> Problem details
Give the material once more, word for word, without any images.
↓
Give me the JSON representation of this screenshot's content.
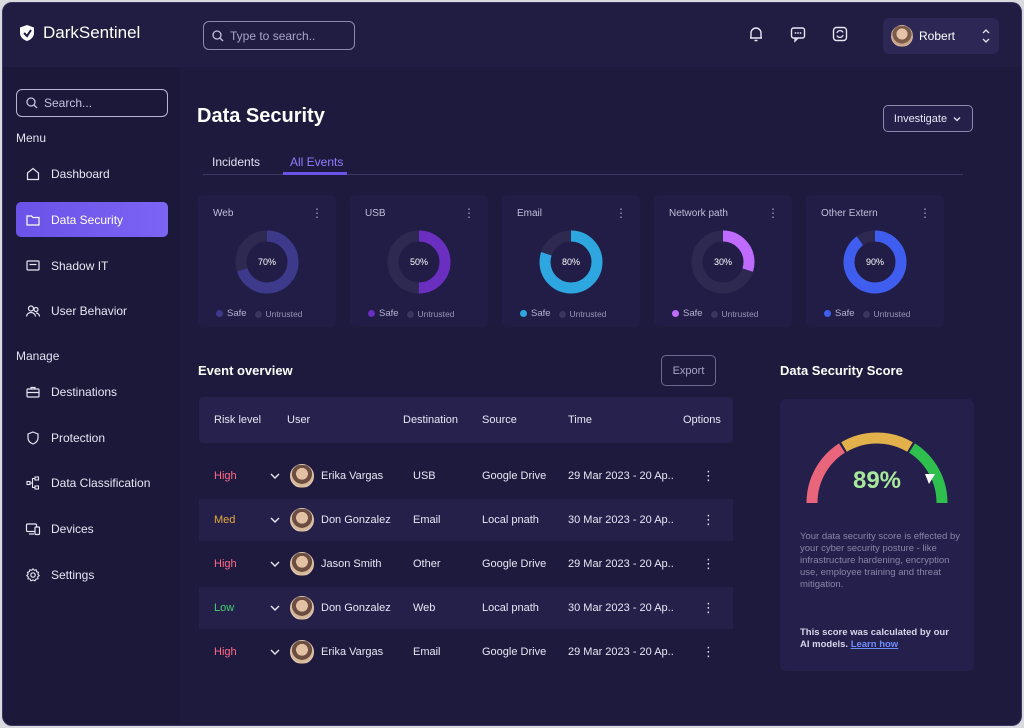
{
  "app": {
    "name": "DarkSentinel"
  },
  "header": {
    "search_placeholder": "Type to search..",
    "user_name": "Robert",
    "icons": [
      "bell-icon",
      "chat-icon",
      "sync-icon"
    ]
  },
  "sidebar": {
    "search_placeholder": "Search...",
    "sections": [
      {
        "title": "Menu",
        "items": [
          {
            "label": "Dashboard",
            "icon": "home-icon",
            "active": false
          },
          {
            "label": "Data Security",
            "icon": "folder-icon",
            "active": true
          },
          {
            "label": "Shadow IT",
            "icon": "monitor-icon",
            "active": false
          },
          {
            "label": "User Behavior",
            "icon": "users-icon",
            "active": false
          }
        ]
      },
      {
        "title": "Manage",
        "items": [
          {
            "label": "Destinations",
            "icon": "briefcase-icon",
            "active": false
          },
          {
            "label": "Protection",
            "icon": "shield-icon",
            "active": false
          },
          {
            "label": "Data Classification",
            "icon": "hierarchy-icon",
            "active": false
          },
          {
            "label": "Devices",
            "icon": "devices-icon",
            "active": false
          },
          {
            "label": "Settings",
            "icon": "gear-icon",
            "active": false
          }
        ]
      }
    ]
  },
  "main": {
    "title": "Data Security",
    "investigate_label": "Investigate",
    "tabs": [
      {
        "label": "Incidents",
        "active": false
      },
      {
        "label": "All Events",
        "active": true
      }
    ],
    "cards": [
      {
        "title": "Web",
        "percent": 70,
        "percent_label": "70%",
        "color": "#3d3a8c",
        "safe_label": "Safe",
        "untrusted_label": "Untrusted"
      },
      {
        "title": "USB",
        "percent": 50,
        "percent_label": "50%",
        "color": "#6a2ec0",
        "safe_label": "Safe",
        "untrusted_label": "Untrusted"
      },
      {
        "title": "Email",
        "percent": 80,
        "percent_label": "80%",
        "color": "#2ea7e0",
        "safe_label": "Safe",
        "untrusted_label": "Untrusted"
      },
      {
        "title": "Network path",
        "percent": 30,
        "percent_label": "30%",
        "color": "#c06bff",
        "safe_label": "Safe",
        "untrusted_label": "Untrusted"
      },
      {
        "title": "Other Extern",
        "percent": 90,
        "percent_label": "90%",
        "color": "#3f5ef0",
        "safe_label": "Safe",
        "untrusted_label": "Untrusted"
      }
    ],
    "events": {
      "title": "Event overview",
      "export_label": "Export",
      "columns": [
        "Risk level",
        "User",
        "Destination",
        "Source",
        "Time",
        "Options"
      ],
      "rows": [
        {
          "risk": "High",
          "user": "Erika Vargas",
          "destination": "USB",
          "source": "Google Drive",
          "time": "29 Mar 2023 - 20 Ap.."
        },
        {
          "risk": "Med",
          "user": "Don Gonzalez",
          "destination": "Email",
          "source": "Local pnath",
          "time": "30 Mar 2023 - 20 Ap.."
        },
        {
          "risk": "High",
          "user": "Jason Smith",
          "destination": "Other",
          "source": "Google Drive",
          "time": "29 Mar 2023 - 20 Ap.."
        },
        {
          "risk": "Low",
          "user": "Don Gonzalez",
          "destination": "Web",
          "source": "Local pnath",
          "time": "30 Mar 2023 - 20 Ap.."
        },
        {
          "risk": "High",
          "user": "Erika Vargas",
          "destination": "Email",
          "source": "Google Drive",
          "time": "29 Mar 2023 - 20 Ap.."
        }
      ]
    },
    "score": {
      "title": "Data Security Score",
      "value": "89%",
      "description": "Your data security score is effected by your cyber security posture - like infrastructure hardening, encryption use, employee training and threat mitigation.",
      "note": "This score was calculated by our AI models.",
      "learn_label": "Learn how"
    }
  },
  "colors": {
    "accent": "#6b52e8",
    "high": "#ff6b86",
    "med": "#e2a93b",
    "low": "#3ecf72",
    "score": "#a8e89a"
  }
}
↑
> Task answer
Give me the JSON representation of this screenshot's content.
{
  "app": {
    "name": "DarkSentinel"
  },
  "header": {
    "search_placeholder": "Type to search..",
    "user_name": "Robert",
    "icons": [
      "bell-icon",
      "chat-icon",
      "sync-icon"
    ]
  },
  "sidebar": {
    "search_placeholder": "Search...",
    "sections": [
      {
        "title": "Menu",
        "items": [
          {
            "label": "Dashboard",
            "icon": "home-icon",
            "active": false
          },
          {
            "label": "Data Security",
            "icon": "folder-icon",
            "active": true
          },
          {
            "label": "Shadow IT",
            "icon": "monitor-icon",
            "active": false
          },
          {
            "label": "User Behavior",
            "icon": "users-icon",
            "active": false
          }
        ]
      },
      {
        "title": "Manage",
        "items": [
          {
            "label": "Destinations",
            "icon": "briefcase-icon",
            "active": false
          },
          {
            "label": "Protection",
            "icon": "shield-icon",
            "active": false
          },
          {
            "label": "Data Classification",
            "icon": "hierarchy-icon",
            "active": false
          },
          {
            "label": "Devices",
            "icon": "devices-icon",
            "active": false
          },
          {
            "label": "Settings",
            "icon": "gear-icon",
            "active": false
          }
        ]
      }
    ]
  },
  "main": {
    "title": "Data Security",
    "investigate_label": "Investigate",
    "tabs": [
      {
        "label": "Incidents",
        "active": false
      },
      {
        "label": "All Events",
        "active": true
      }
    ],
    "cards": [
      {
        "title": "Web",
        "percent": 70,
        "percent_label": "70%",
        "color": "#3d3a8c",
        "safe_label": "Safe",
        "untrusted_label": "Untrusted"
      },
      {
        "title": "USB",
        "percent": 50,
        "percent_label": "50%",
        "color": "#6a2ec0",
        "safe_label": "Safe",
        "untrusted_label": "Untrusted"
      },
      {
        "title": "Email",
        "percent": 80,
        "percent_label": "80%",
        "color": "#2ea7e0",
        "safe_label": "Safe",
        "untrusted_label": "Untrusted"
      },
      {
        "title": "Network path",
        "percent": 30,
        "percent_label": "30%",
        "color": "#c06bff",
        "safe_label": "Safe",
        "untrusted_label": "Untrusted"
      },
      {
        "title": "Other Extern",
        "percent": 90,
        "percent_label": "90%",
        "color": "#3f5ef0",
        "safe_label": "Safe",
        "untrusted_label": "Untrusted"
      }
    ],
    "events": {
      "title": "Event overview",
      "export_label": "Export",
      "columns": [
        "Risk level",
        "User",
        "Destination",
        "Source",
        "Time",
        "Options"
      ],
      "rows": [
        {
          "risk": "High",
          "user": "Erika Vargas",
          "destination": "USB",
          "source": "Google Drive",
          "time": "29 Mar 2023 - 20 Ap.."
        },
        {
          "risk": "Med",
          "user": "Don Gonzalez",
          "destination": "Email",
          "source": "Local pnath",
          "time": "30 Mar 2023 - 20 Ap.."
        },
        {
          "risk": "High",
          "user": "Jason Smith",
          "destination": "Other",
          "source": "Google Drive",
          "time": "29 Mar 2023 - 20 Ap.."
        },
        {
          "risk": "Low",
          "user": "Don Gonzalez",
          "destination": "Web",
          "source": "Local pnath",
          "time": "30 Mar 2023 - 20 Ap.."
        },
        {
          "risk": "High",
          "user": "Erika Vargas",
          "destination": "Email",
          "source": "Google Drive",
          "time": "29 Mar 2023 - 20 Ap.."
        }
      ]
    },
    "score": {
      "title": "Data Security Score",
      "value": "89%",
      "description": "Your data security score is effected by your cyber security posture - like infrastructure hardening, encryption use, employee training and threat mitigation.",
      "note": "This score was calculated by our AI models.",
      "learn_label": "Learn how"
    }
  },
  "colors": {
    "accent": "#6b52e8",
    "high": "#ff6b86",
    "med": "#e2a93b",
    "low": "#3ecf72",
    "score": "#a8e89a"
  }
}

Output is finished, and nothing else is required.